**EXERCISE DESCRIPTION**
Omit every picture while repeating the entries exactly.

**AVAILABLE DATA**
---
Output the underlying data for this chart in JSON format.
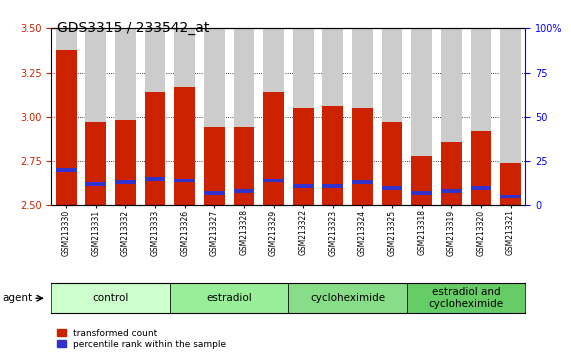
{
  "title": "GDS3315 / 233542_at",
  "samples": [
    "GSM213330",
    "GSM213331",
    "GSM213332",
    "GSM213333",
    "GSM213326",
    "GSM213327",
    "GSM213328",
    "GSM213329",
    "GSM213322",
    "GSM213323",
    "GSM213324",
    "GSM213325",
    "GSM213318",
    "GSM213319",
    "GSM213320",
    "GSM213321"
  ],
  "red_values": [
    3.38,
    2.97,
    2.98,
    3.14,
    3.17,
    2.94,
    2.94,
    3.14,
    3.05,
    3.06,
    3.05,
    2.97,
    2.78,
    2.86,
    2.92,
    2.74
  ],
  "blue_values": [
    2.7,
    2.62,
    2.63,
    2.65,
    2.64,
    2.57,
    2.58,
    2.64,
    2.61,
    2.61,
    2.63,
    2.6,
    2.57,
    2.58,
    2.6,
    2.55
  ],
  "ymin": 2.5,
  "ymax": 3.5,
  "yticks": [
    2.5,
    2.75,
    3.0,
    3.25,
    3.5
  ],
  "y_right_ticks": [
    0,
    25,
    50,
    75,
    100
  ],
  "y_right_labels": [
    "0",
    "25",
    "50",
    "75",
    "100%"
  ],
  "groups": [
    {
      "label": "control",
      "start": 0,
      "end": 4,
      "color": "#ccffcc"
    },
    {
      "label": "estradiol",
      "start": 4,
      "end": 8,
      "color": "#99ee99"
    },
    {
      "label": "cycloheximide",
      "start": 8,
      "end": 12,
      "color": "#88dd88"
    },
    {
      "label": "estradiol and\ncycloheximide",
      "start": 12,
      "end": 16,
      "color": "#66cc66"
    }
  ],
  "bar_width": 0.7,
  "red_color": "#cc2200",
  "blue_color": "#3333cc",
  "bar_bg_color": "#cccccc",
  "agent_label": "agent",
  "legend_red": "transformed count",
  "legend_blue": "percentile rank within the sample",
  "title_fontsize": 10,
  "tick_fontsize": 7,
  "group_label_fontsize": 7.5
}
---
**FINISHED EXERCISE**
Output the underlying data for this chart in JSON format.
{
  "title": "GDS3315 / 233542_at",
  "samples": [
    "GSM213330",
    "GSM213331",
    "GSM213332",
    "GSM213333",
    "GSM213326",
    "GSM213327",
    "GSM213328",
    "GSM213329",
    "GSM213322",
    "GSM213323",
    "GSM213324",
    "GSM213325",
    "GSM213318",
    "GSM213319",
    "GSM213320",
    "GSM213321"
  ],
  "red_values": [
    3.38,
    2.97,
    2.98,
    3.14,
    3.17,
    2.94,
    2.94,
    3.14,
    3.05,
    3.06,
    3.05,
    2.97,
    2.78,
    2.86,
    2.92,
    2.74
  ],
  "blue_values": [
    2.7,
    2.62,
    2.63,
    2.65,
    2.64,
    2.57,
    2.58,
    2.64,
    2.61,
    2.61,
    2.63,
    2.6,
    2.57,
    2.58,
    2.6,
    2.55
  ],
  "ymin": 2.5,
  "ymax": 3.5,
  "yticks": [
    2.5,
    2.75,
    3.0,
    3.25,
    3.5
  ],
  "y_right_ticks": [
    0,
    25,
    50,
    75,
    100
  ],
  "y_right_labels": [
    "0",
    "25",
    "50",
    "75",
    "100%"
  ],
  "groups": [
    {
      "label": "control",
      "start": 0,
      "end": 4,
      "color": "#ccffcc"
    },
    {
      "label": "estradiol",
      "start": 4,
      "end": 8,
      "color": "#99ee99"
    },
    {
      "label": "cycloheximide",
      "start": 8,
      "end": 12,
      "color": "#88dd88"
    },
    {
      "label": "estradiol and\ncycloheximide",
      "start": 12,
      "end": 16,
      "color": "#66cc66"
    }
  ],
  "bar_width": 0.7,
  "red_color": "#cc2200",
  "blue_color": "#3333cc",
  "bar_bg_color": "#cccccc",
  "agent_label": "agent",
  "legend_red": "transformed count",
  "legend_blue": "percentile rank within the sample",
  "title_fontsize": 10,
  "tick_fontsize": 7,
  "group_label_fontsize": 7.5
}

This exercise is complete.